- PROVIDED DATA:
=======

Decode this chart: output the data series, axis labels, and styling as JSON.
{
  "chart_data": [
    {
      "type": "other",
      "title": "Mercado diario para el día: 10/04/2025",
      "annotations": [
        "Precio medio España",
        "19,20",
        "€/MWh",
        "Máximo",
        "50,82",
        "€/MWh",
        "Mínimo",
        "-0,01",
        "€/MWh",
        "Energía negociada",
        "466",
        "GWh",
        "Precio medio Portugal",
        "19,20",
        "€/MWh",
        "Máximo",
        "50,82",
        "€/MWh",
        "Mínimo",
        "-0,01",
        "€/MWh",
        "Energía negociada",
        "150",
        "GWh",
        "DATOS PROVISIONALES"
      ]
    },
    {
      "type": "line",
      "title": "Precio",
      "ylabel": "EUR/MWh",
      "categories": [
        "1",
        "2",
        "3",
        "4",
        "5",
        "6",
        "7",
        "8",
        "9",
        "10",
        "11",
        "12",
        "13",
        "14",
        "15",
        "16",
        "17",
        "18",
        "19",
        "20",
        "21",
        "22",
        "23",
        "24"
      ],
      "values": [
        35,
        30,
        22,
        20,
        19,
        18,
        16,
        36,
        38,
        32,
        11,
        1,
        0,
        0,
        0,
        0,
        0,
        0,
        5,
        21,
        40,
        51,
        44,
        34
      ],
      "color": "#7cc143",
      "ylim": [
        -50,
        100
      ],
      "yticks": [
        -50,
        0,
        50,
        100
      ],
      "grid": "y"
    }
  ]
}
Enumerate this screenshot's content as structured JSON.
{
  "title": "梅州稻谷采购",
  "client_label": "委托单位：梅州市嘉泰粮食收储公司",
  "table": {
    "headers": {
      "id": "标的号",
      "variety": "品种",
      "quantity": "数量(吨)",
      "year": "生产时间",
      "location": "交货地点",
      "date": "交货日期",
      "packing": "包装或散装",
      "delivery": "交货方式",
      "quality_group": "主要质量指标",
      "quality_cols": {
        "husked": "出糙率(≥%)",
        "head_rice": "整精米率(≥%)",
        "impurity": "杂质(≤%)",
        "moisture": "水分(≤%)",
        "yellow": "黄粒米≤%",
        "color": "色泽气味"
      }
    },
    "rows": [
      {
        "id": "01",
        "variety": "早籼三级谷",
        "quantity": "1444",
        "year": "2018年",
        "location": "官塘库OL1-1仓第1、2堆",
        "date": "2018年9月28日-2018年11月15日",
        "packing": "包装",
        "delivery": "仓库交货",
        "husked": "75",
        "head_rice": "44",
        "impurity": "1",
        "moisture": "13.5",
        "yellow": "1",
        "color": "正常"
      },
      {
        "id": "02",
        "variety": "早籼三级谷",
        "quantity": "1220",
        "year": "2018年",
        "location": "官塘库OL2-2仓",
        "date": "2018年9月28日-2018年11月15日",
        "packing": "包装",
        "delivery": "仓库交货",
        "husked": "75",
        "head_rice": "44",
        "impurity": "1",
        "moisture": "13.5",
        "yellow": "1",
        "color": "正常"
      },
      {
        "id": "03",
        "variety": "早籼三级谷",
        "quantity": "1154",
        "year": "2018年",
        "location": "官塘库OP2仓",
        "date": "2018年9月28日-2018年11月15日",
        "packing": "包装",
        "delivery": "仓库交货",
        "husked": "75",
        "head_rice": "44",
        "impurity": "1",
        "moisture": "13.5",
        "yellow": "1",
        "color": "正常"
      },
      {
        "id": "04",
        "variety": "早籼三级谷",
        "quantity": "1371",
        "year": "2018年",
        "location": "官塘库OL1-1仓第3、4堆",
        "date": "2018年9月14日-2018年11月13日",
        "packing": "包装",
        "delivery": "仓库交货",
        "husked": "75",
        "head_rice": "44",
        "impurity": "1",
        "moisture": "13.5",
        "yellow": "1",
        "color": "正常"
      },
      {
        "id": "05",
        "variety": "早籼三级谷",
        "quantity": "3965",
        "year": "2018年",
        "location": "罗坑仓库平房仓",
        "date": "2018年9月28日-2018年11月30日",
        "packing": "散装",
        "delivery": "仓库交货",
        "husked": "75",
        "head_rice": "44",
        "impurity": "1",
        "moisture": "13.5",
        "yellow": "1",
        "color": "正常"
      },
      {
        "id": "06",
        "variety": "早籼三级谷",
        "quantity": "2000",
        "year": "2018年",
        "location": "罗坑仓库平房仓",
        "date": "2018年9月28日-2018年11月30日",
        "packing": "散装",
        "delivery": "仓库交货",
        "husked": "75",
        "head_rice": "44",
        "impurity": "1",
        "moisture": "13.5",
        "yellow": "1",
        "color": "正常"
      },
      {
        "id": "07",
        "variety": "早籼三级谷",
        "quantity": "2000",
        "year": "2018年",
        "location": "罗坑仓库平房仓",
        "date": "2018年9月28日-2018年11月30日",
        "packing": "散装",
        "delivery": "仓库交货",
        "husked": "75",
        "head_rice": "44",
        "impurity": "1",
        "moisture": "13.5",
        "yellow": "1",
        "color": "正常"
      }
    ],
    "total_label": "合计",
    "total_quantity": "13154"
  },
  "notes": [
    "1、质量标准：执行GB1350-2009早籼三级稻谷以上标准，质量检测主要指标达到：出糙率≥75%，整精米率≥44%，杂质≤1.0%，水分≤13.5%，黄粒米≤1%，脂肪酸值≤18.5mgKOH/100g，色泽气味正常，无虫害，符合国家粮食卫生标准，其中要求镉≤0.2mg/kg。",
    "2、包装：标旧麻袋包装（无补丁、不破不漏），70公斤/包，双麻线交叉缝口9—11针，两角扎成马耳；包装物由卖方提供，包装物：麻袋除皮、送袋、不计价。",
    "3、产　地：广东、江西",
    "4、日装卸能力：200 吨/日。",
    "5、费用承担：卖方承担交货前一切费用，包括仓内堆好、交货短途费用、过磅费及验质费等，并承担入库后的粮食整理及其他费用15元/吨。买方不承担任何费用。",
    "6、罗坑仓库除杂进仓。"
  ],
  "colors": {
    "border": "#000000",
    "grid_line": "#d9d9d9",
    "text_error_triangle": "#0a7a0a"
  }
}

=======

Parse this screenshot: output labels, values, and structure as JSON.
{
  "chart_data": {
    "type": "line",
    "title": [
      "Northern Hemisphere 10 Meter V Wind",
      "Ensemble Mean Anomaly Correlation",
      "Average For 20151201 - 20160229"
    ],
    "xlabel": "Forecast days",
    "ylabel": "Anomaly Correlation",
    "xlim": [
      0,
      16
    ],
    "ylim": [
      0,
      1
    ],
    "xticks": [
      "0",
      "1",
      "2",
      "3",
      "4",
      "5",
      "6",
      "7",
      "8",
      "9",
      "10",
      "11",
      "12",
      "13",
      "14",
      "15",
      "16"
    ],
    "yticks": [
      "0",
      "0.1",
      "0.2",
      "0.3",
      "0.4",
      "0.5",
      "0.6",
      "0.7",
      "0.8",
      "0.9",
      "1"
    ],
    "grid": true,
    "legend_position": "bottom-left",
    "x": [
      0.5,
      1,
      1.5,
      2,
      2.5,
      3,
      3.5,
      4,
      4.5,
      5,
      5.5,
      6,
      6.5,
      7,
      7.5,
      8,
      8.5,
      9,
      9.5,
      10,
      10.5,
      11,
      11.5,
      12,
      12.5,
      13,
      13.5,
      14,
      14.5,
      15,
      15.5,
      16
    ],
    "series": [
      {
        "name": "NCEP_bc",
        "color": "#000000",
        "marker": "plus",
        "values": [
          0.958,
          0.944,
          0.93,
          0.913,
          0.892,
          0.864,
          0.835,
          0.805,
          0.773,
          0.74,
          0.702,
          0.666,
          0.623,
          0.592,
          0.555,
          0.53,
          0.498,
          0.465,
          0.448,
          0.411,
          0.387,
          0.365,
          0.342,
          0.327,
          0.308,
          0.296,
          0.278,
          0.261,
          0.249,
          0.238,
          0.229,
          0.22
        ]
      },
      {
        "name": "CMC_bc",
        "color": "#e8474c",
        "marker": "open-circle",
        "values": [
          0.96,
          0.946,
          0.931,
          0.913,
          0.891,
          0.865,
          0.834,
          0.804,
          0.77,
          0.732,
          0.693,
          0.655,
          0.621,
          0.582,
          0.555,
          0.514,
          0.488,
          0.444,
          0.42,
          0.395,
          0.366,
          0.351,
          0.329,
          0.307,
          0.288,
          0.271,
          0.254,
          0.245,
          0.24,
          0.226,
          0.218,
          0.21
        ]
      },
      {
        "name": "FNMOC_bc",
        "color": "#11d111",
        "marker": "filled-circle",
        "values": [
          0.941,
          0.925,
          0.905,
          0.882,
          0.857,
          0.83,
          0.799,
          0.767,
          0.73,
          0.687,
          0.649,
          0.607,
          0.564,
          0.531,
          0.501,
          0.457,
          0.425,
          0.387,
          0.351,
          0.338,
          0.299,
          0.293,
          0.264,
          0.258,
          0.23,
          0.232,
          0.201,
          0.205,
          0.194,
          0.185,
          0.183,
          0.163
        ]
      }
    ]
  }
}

=======

- TO DO:
Filter the records above and return every line that holds the word "output".

- WRITTEN SOLUTION:
Decode this chart: output the data series, axis labels, and styling as JSON.
Parse this screenshot: output labels, values, and structure as JSON.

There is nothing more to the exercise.